— START Data shown —

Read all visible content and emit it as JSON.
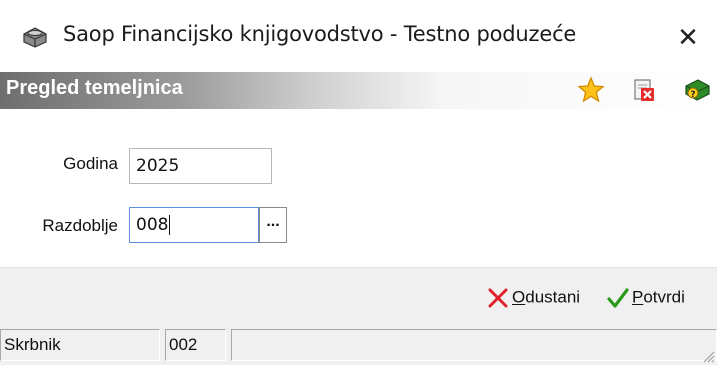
{
  "window": {
    "title": "Saop Financijsko knjigovodstvo - Testno poduzeće",
    "app_icon": "printer-icon",
    "close_glyph": "✕"
  },
  "header": {
    "title": "Pregled temeljnica",
    "icons": [
      "star-icon",
      "delete-document-icon",
      "help-book-icon"
    ]
  },
  "form": {
    "godina_label": "Godina",
    "godina_value": "2025",
    "razdoblje_label": "Razdoblje",
    "razdoblje_value": "008",
    "browse_label": "..."
  },
  "buttons": {
    "cancel_label": "Odustani",
    "confirm_label": "Potvrdi"
  },
  "status": {
    "cell1": "Skrbnik",
    "cell2": "002",
    "cell3": ""
  },
  "colors": {
    "cancel_x": "#e0202a",
    "confirm_check": "#2a9a1a",
    "header_gradient_start": "#6e6e6e"
  }
}
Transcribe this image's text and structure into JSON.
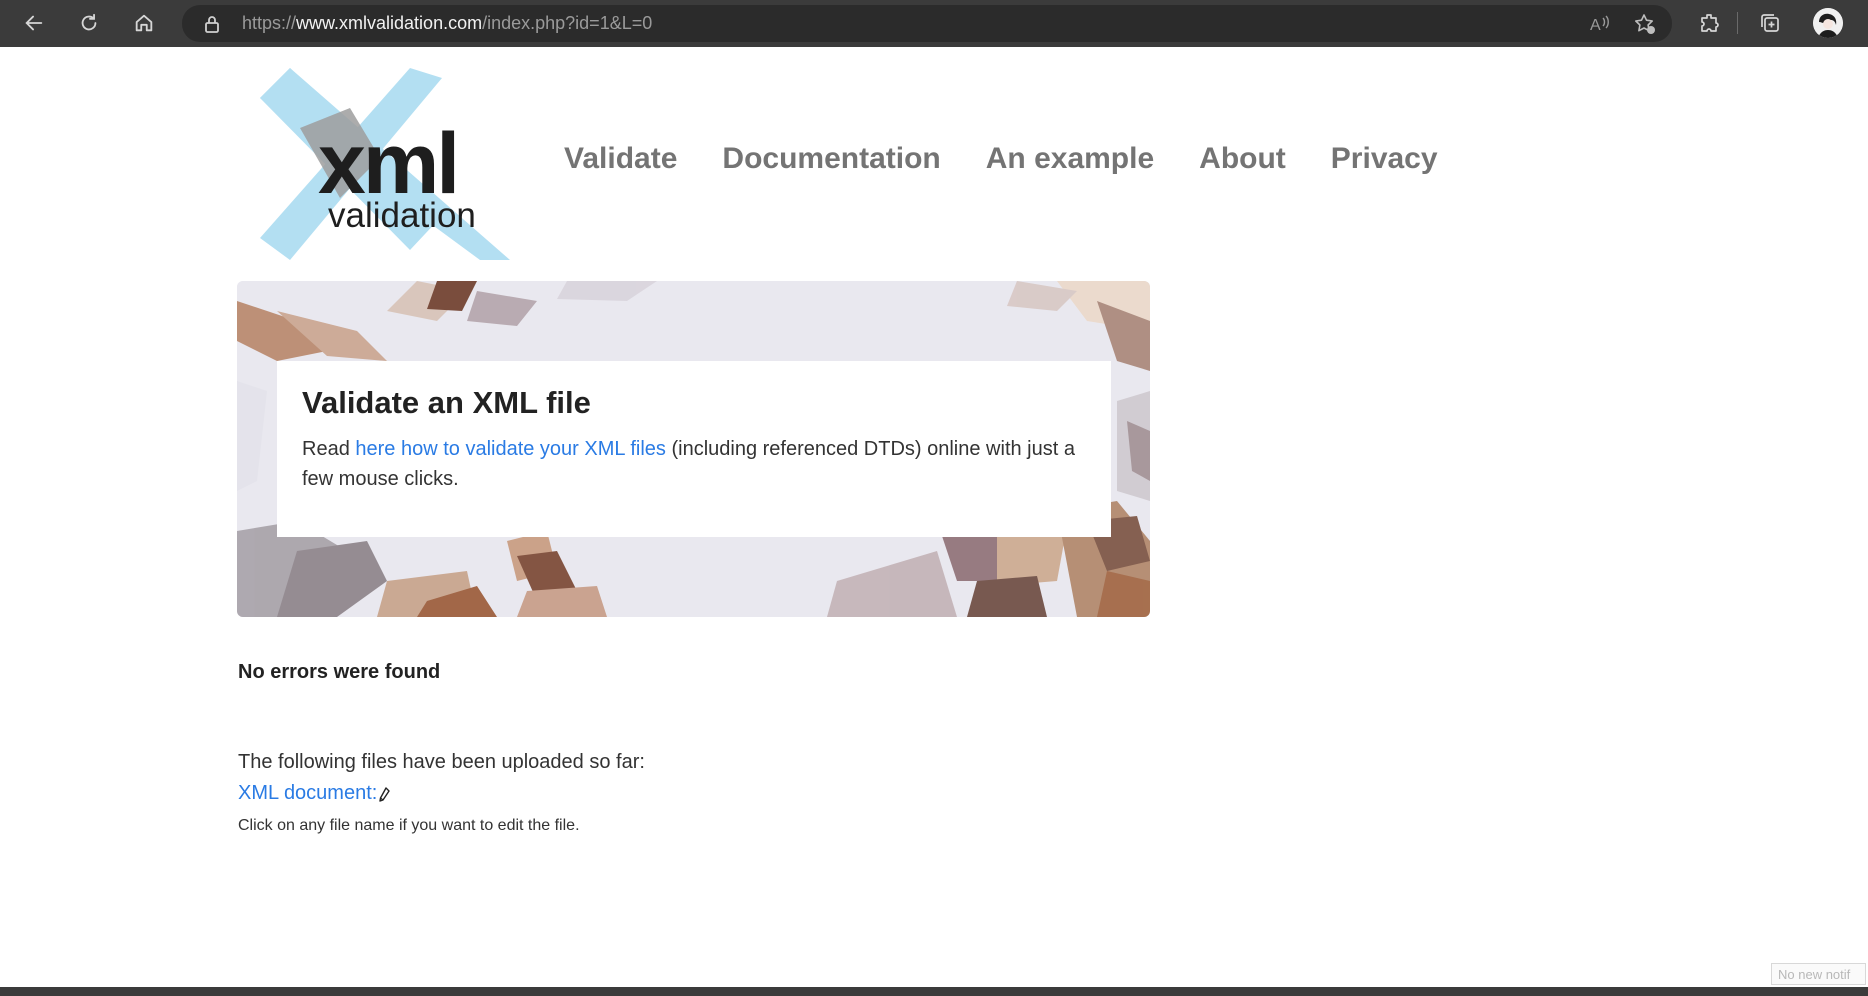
{
  "browser": {
    "url_scheme": "https://",
    "url_host": "www.xmlvalidation.com",
    "url_path": "/index.php?id=1&L=0",
    "icons": [
      "back-icon",
      "refresh-icon",
      "home-icon",
      "lock-icon",
      "read-aloud-icon",
      "favorites-icon",
      "extensions-icon",
      "collections-icon",
      "profile-avatar"
    ]
  },
  "logo": {
    "text_main": "xml",
    "text_sub": "validation"
  },
  "nav": {
    "items": [
      "Validate",
      "Documentation",
      "An example",
      "About",
      "Privacy"
    ]
  },
  "hero": {
    "title": "Validate an XML file",
    "text_before": "Read ",
    "link_text": "here how to validate your XML files",
    "text_after": " (including referenced DTDs) online with just a few mouse clicks."
  },
  "result": {
    "status": "No errors were found"
  },
  "files": {
    "intro": "The following files have been uploaded so far:",
    "xml_document_link": "XML document:",
    "hint": "Click on any file name if you want to edit the file."
  },
  "notification": {
    "text": "No new notif"
  },
  "colors": {
    "link": "#2a7be4",
    "nav": "#747474",
    "chrome": "#3b3b3b",
    "logo_x": "#b3dff2"
  }
}
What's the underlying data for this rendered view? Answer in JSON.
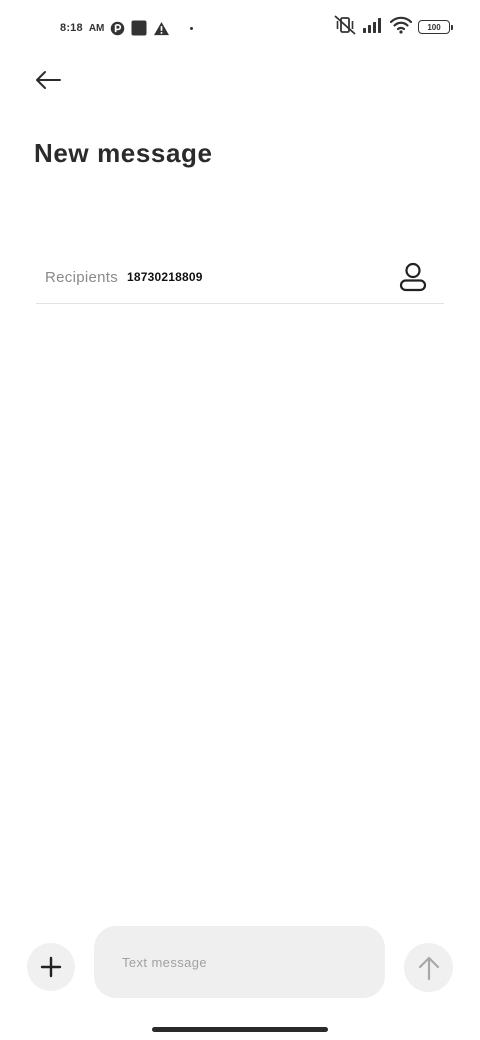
{
  "status_bar": {
    "time": "8:18",
    "ampm": "AM",
    "left_icons": [
      "app-notification-icon",
      "square-app-icon",
      "warning-icon",
      "more-notifications-dot"
    ],
    "right_icons": [
      "vibrate-off-icon",
      "signal-icon",
      "wifi-icon",
      "battery-icon"
    ],
    "battery_level": "100"
  },
  "header": {
    "back_icon": "arrow-left-icon",
    "title": "New message"
  },
  "recipient": {
    "label": "Recipients",
    "value": "18730218809",
    "contact_icon": "contact-person-icon"
  },
  "composer": {
    "add_icon": "plus-icon",
    "placeholder": "Text message",
    "value": "",
    "send_icon": "arrow-up-icon"
  },
  "colors": {
    "text_primary": "#2b2b2b",
    "text_secondary": "#8a8a8a",
    "control_bg": "#efefef",
    "divider": "#e2e2e2"
  }
}
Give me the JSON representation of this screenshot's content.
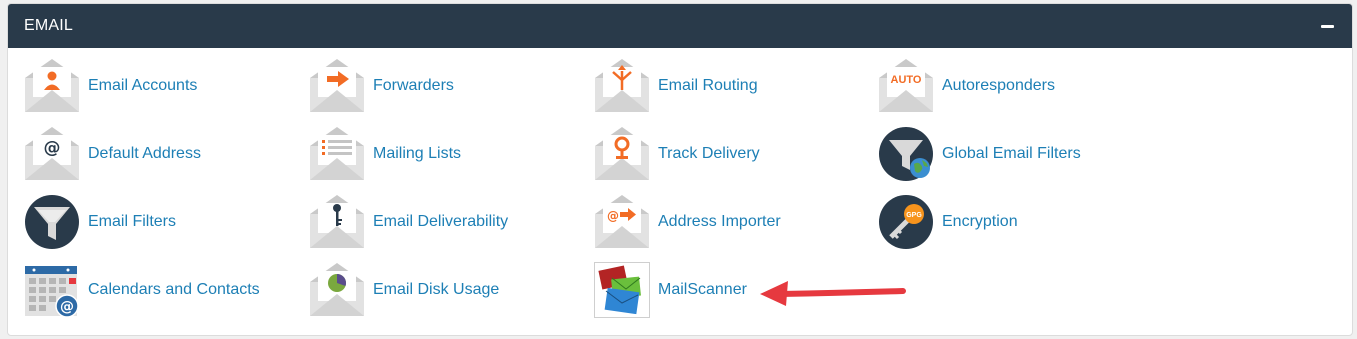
{
  "section": {
    "title": "EMAIL",
    "collapse_icon": "minus-icon"
  },
  "colors": {
    "header_bg": "#293a4a",
    "link": "#1d7fb5",
    "accent_orange": "#f26c25",
    "arrow_red": "#e6393f"
  },
  "items": [
    {
      "label": "Email Accounts",
      "icon": "email-accounts-icon"
    },
    {
      "label": "Forwarders",
      "icon": "forwarders-icon"
    },
    {
      "label": "Email Routing",
      "icon": "email-routing-icon"
    },
    {
      "label": "Autoresponders",
      "icon": "autoresponders-icon",
      "icon_text": "AUTO"
    },
    {
      "label": "Default Address",
      "icon": "default-address-icon"
    },
    {
      "label": "Mailing Lists",
      "icon": "mailing-lists-icon"
    },
    {
      "label": "Track Delivery",
      "icon": "track-delivery-icon"
    },
    {
      "label": "Global Email Filters",
      "icon": "global-email-filters-icon"
    },
    {
      "label": "Email Filters",
      "icon": "email-filters-icon"
    },
    {
      "label": "Email Deliverability",
      "icon": "email-deliverability-icon"
    },
    {
      "label": "Address Importer",
      "icon": "address-importer-icon"
    },
    {
      "label": "Encryption",
      "icon": "encryption-icon",
      "icon_text": "GPG"
    },
    {
      "label": "Calendars and Contacts",
      "icon": "calendars-contacts-icon"
    },
    {
      "label": "Email Disk Usage",
      "icon": "email-disk-usage-icon"
    },
    {
      "label": "MailScanner",
      "icon": "mailscanner-icon"
    }
  ],
  "annotation": {
    "icon": "red-arrow-pointer-icon"
  }
}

— END Data shown —

## Requirement
Every entry must be transcribed exactly. Pictures do not belong in the copy.

## Solution
Read all visible content and emit it as JSON.
{
  "window": {
    "title": "Saop Financijsko knjigovodstvo - Testno poduzeće",
    "app_icon": "printer-icon",
    "close_glyph": "✕"
  },
  "header": {
    "title": "Pregled temeljnica",
    "icons": [
      "star-icon",
      "delete-document-icon",
      "help-book-icon"
    ]
  },
  "form": {
    "godina_label": "Godina",
    "godina_value": "2025",
    "razdoblje_label": "Razdoblje",
    "razdoblje_value": "008",
    "browse_label": "..."
  },
  "buttons": {
    "cancel_label": "Odustani",
    "confirm_label": "Potvrdi"
  },
  "status": {
    "cell1": "Skrbnik",
    "cell2": "002",
    "cell3": ""
  },
  "colors": {
    "cancel_x": "#e0202a",
    "confirm_check": "#2a9a1a",
    "header_gradient_start": "#6e6e6e"
  }
}
Transcribe this image's text and structure into JSON.
{
  "browser": {
    "url_scheme": "https://",
    "url_host": "www.xmlvalidation.com",
    "url_path": "/index.php?id=1&L=0",
    "icons": [
      "back-icon",
      "refresh-icon",
      "home-icon",
      "lock-icon",
      "read-aloud-icon",
      "favorites-icon",
      "extensions-icon",
      "collections-icon",
      "profile-avatar"
    ]
  },
  "logo": {
    "text_main": "xml",
    "text_sub": "validation"
  },
  "nav": {
    "items": [
      "Validate",
      "Documentation",
      "An example",
      "About",
      "Privacy"
    ]
  },
  "hero": {
    "title": "Validate an XML file",
    "text_before": "Read ",
    "link_text": "here how to validate your XML files",
    "text_after": " (including referenced DTDs) online with just a few mouse clicks."
  },
  "result": {
    "status": "No errors were found"
  },
  "files": {
    "intro": "The following files have been uploaded so far:",
    "xml_document_link": "XML document:",
    "hint": "Click on any file name if you want to edit the file."
  },
  "notification": {
    "text": "No new notif"
  },
  "colors": {
    "link": "#2a7be4",
    "nav": "#747474",
    "chrome": "#3b3b3b",
    "logo_x": "#b3dff2"
  }
}
What's the underlying data for this rendered view? Answer in JSON.
{
  "status_bar": {
    "time": "8:18",
    "ampm": "AM",
    "left_icons": [
      "app-notification-icon",
      "square-app-icon",
      "warning-icon",
      "more-notifications-dot"
    ],
    "right_icons": [
      "vibrate-off-icon",
      "signal-icon",
      "wifi-icon",
      "battery-icon"
    ],
    "battery_level": "100"
  },
  "header": {
    "back_icon": "arrow-left-icon",
    "title": "New message"
  },
  "recipient": {
    "label": "Recipients",
    "value": "18730218809",
    "contact_icon": "contact-person-icon"
  },
  "composer": {
    "add_icon": "plus-icon",
    "placeholder": "Text message",
    "value": "",
    "send_icon": "arrow-up-icon"
  },
  "colors": {
    "text_primary": "#2b2b2b",
    "text_secondary": "#8a8a8a",
    "control_bg": "#efefef",
    "divider": "#e2e2e2"
  }
}
Give me the JSON representation of this screenshot's content.
{
  "section": {
    "title": "EMAIL",
    "collapse_icon": "minus-icon"
  },
  "colors": {
    "header_bg": "#293a4a",
    "link": "#1d7fb5",
    "accent_orange": "#f26c25",
    "arrow_red": "#e6393f"
  },
  "items": [
    {
      "label": "Email Accounts",
      "icon": "email-accounts-icon"
    },
    {
      "label": "Forwarders",
      "icon": "forwarders-icon"
    },
    {
      "label": "Email Routing",
      "icon": "email-routing-icon"
    },
    {
      "label": "Autoresponders",
      "icon": "autoresponders-icon",
      "icon_text": "AUTO"
    },
    {
      "label": "Default Address",
      "icon": "default-address-icon"
    },
    {
      "label": "Mailing Lists",
      "icon": "mailing-lists-icon"
    },
    {
      "label": "Track Delivery",
      "icon": "track-delivery-icon"
    },
    {
      "label": "Global Email Filters",
      "icon": "global-email-filters-icon"
    },
    {
      "label": "Email Filters",
      "icon": "email-filters-icon"
    },
    {
      "label": "Email Deliverability",
      "icon": "email-deliverability-icon"
    },
    {
      "label": "Address Importer",
      "icon": "address-importer-icon"
    },
    {
      "label": "Encryption",
      "icon": "encryption-icon",
      "icon_text": "GPG"
    },
    {
      "label": "Calendars and Contacts",
      "icon": "calendars-contacts-icon"
    },
    {
      "label": "Email Disk Usage",
      "icon": "email-disk-usage-icon"
    },
    {
      "label": "MailScanner",
      "icon": "mailscanner-icon"
    }
  ],
  "annotation": {
    "icon": "red-arrow-pointer-icon"
  }
}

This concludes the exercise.